Extract all lines in the data that contain the word "MEID".

-- BEGIN THE DATA --

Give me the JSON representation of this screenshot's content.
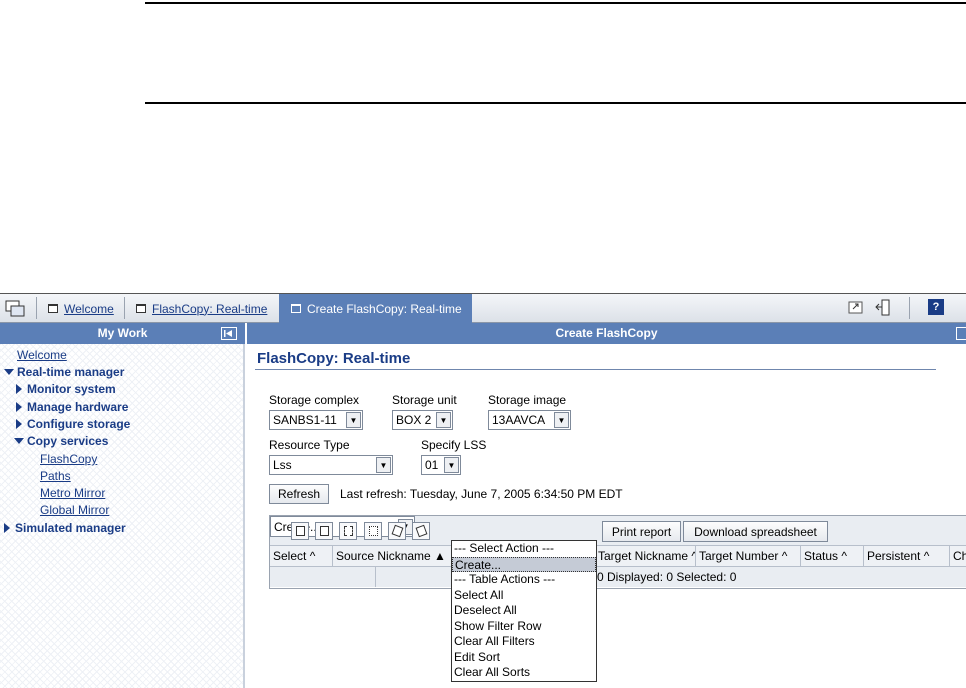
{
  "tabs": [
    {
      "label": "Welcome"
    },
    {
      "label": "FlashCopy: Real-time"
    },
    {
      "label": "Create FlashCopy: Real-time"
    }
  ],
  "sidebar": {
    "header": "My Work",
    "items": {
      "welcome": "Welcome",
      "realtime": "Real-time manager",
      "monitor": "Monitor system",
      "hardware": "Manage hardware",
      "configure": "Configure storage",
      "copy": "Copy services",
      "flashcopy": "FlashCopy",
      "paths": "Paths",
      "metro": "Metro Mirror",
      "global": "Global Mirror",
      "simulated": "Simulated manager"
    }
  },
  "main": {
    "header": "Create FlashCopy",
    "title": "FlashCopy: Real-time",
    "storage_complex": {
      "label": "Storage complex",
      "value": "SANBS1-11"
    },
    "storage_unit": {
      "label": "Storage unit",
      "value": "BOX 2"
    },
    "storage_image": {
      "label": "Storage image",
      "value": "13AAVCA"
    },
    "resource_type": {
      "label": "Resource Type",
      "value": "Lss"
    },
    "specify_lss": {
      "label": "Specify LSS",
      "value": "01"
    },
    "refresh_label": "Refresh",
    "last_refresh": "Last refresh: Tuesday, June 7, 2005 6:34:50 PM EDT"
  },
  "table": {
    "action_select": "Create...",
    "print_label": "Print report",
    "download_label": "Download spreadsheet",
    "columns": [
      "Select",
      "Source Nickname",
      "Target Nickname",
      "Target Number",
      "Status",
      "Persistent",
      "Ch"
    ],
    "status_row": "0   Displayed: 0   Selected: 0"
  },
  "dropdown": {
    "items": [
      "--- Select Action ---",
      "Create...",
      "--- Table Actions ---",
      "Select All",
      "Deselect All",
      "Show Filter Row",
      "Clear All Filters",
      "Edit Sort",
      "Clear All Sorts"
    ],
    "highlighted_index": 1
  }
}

-- END THE DATA --
-- BEGIN THE DATA --

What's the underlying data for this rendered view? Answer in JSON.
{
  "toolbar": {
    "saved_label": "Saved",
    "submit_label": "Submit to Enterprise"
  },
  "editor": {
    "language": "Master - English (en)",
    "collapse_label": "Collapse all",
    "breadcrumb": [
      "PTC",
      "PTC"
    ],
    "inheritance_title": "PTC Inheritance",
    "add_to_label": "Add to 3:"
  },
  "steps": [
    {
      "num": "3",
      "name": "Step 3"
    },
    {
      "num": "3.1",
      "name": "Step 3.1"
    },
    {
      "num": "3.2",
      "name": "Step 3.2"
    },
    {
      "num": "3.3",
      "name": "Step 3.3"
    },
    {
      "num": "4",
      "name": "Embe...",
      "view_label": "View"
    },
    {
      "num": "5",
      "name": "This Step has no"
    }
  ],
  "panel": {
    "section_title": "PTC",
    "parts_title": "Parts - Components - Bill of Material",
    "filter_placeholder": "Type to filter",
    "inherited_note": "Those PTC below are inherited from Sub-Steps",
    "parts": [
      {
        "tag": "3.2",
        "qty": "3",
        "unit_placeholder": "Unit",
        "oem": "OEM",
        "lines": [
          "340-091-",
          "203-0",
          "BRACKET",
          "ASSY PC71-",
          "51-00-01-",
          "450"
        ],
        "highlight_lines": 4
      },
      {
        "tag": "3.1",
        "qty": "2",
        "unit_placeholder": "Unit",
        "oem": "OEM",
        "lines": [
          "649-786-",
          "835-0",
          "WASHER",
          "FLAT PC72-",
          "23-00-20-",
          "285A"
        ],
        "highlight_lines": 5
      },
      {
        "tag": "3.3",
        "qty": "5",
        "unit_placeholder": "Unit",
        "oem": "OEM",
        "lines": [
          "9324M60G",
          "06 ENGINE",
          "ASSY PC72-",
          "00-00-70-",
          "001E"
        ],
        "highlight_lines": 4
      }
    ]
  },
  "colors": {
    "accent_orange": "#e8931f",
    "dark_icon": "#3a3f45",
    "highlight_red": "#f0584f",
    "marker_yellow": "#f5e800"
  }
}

-- END THE DATA --
-- BEGIN THE DATA --

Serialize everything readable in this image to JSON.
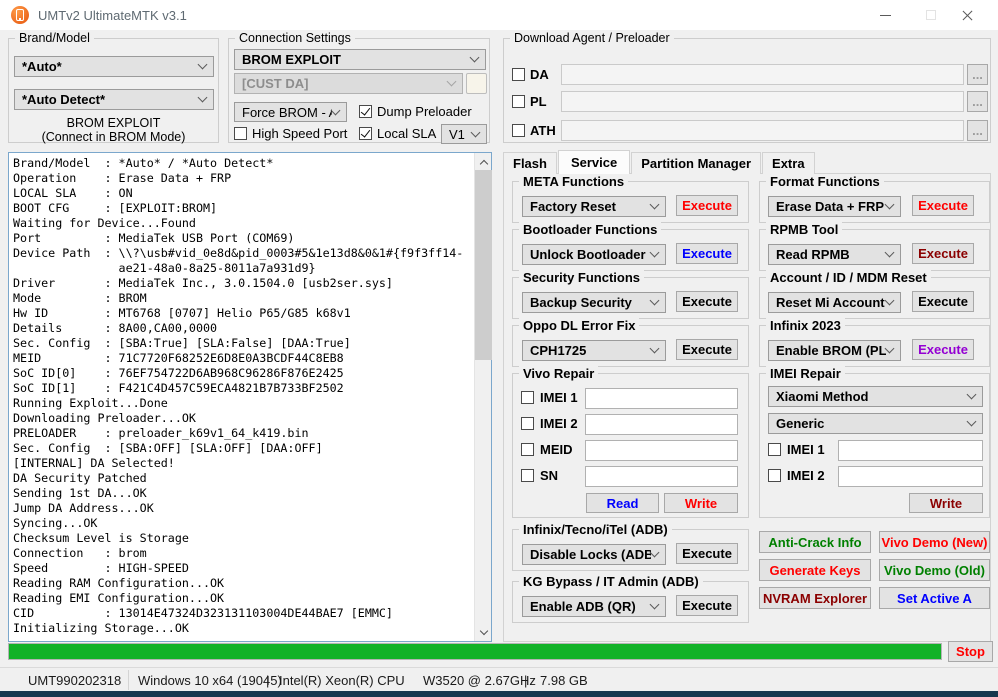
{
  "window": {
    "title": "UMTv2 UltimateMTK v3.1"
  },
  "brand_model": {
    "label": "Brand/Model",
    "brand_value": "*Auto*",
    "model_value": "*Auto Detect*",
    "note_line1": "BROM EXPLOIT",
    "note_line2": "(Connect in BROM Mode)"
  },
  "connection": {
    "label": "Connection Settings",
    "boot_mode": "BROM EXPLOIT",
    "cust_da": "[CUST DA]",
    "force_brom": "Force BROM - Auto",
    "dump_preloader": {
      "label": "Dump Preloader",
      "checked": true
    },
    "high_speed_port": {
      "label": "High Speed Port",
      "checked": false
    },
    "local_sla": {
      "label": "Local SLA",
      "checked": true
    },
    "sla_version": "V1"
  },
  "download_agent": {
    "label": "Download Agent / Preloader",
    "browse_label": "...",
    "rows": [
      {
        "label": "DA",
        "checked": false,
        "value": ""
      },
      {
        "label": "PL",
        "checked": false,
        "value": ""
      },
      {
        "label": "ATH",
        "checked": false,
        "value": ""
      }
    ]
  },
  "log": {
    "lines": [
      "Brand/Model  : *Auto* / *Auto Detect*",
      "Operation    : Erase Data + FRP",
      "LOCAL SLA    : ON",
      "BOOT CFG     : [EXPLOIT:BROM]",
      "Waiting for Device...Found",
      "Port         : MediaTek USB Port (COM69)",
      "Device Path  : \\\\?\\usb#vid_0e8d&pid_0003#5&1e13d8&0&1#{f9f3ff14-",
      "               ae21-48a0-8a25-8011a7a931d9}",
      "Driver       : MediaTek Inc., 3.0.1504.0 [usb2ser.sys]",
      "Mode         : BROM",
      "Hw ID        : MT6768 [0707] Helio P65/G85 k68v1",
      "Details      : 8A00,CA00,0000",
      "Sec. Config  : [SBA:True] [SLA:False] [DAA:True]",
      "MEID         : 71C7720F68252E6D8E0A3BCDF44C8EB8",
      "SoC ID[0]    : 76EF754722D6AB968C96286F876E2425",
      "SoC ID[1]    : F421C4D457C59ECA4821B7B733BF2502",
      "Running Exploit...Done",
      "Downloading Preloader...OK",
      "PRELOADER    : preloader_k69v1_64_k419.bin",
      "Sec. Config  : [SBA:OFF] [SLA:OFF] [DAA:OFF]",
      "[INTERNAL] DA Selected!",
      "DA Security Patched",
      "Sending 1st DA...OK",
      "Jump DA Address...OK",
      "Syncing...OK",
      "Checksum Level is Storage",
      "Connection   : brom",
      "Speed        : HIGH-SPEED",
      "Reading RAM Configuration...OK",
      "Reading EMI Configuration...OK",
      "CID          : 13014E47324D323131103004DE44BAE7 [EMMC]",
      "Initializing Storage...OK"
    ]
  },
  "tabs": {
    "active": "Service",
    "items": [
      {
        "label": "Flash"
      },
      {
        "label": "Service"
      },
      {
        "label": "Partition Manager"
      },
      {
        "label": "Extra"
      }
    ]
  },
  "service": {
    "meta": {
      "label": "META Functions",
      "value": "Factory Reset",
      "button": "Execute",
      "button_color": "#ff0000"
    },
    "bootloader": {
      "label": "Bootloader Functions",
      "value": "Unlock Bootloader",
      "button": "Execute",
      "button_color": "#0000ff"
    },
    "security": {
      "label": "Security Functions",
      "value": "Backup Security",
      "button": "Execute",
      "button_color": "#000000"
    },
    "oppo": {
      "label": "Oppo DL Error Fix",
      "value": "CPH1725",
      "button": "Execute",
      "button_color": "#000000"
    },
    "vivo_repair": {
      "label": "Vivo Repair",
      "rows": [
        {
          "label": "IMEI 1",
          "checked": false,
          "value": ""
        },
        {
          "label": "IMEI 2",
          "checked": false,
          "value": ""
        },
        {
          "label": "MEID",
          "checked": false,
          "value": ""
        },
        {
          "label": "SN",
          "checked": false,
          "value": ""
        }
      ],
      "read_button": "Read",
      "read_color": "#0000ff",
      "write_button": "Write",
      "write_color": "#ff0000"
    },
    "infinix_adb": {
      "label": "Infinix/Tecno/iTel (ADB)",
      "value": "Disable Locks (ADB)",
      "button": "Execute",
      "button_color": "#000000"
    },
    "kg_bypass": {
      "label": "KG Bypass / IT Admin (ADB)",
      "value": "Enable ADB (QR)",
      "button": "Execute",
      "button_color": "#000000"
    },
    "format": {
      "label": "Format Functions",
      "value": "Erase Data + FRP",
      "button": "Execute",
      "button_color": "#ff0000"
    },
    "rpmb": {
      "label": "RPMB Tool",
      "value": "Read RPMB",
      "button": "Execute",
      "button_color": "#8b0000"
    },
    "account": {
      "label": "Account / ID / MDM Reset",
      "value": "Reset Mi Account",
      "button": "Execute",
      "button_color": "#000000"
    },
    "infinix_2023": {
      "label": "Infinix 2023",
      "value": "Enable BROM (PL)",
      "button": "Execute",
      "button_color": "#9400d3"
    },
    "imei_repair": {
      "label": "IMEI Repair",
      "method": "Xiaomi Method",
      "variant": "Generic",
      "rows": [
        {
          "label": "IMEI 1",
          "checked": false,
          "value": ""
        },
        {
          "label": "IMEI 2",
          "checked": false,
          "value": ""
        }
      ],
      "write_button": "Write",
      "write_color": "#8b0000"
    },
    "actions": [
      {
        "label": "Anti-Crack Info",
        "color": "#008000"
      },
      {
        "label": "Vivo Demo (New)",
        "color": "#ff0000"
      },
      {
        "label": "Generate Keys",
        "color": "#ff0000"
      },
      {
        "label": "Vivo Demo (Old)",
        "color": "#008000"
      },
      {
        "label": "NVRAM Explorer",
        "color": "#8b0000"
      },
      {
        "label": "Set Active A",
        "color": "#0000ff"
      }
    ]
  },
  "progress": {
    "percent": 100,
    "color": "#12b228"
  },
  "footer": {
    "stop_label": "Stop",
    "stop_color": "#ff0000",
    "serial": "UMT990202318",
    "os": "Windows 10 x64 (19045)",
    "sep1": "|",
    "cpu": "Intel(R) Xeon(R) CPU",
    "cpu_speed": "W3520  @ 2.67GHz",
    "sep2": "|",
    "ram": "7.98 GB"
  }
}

-- END THE DATA --

* EXERCISE SOLUTION *
      "MEID         : 71C7720F68252E6D8E0A3BCDF44C8EB8",
          "label": "MEID",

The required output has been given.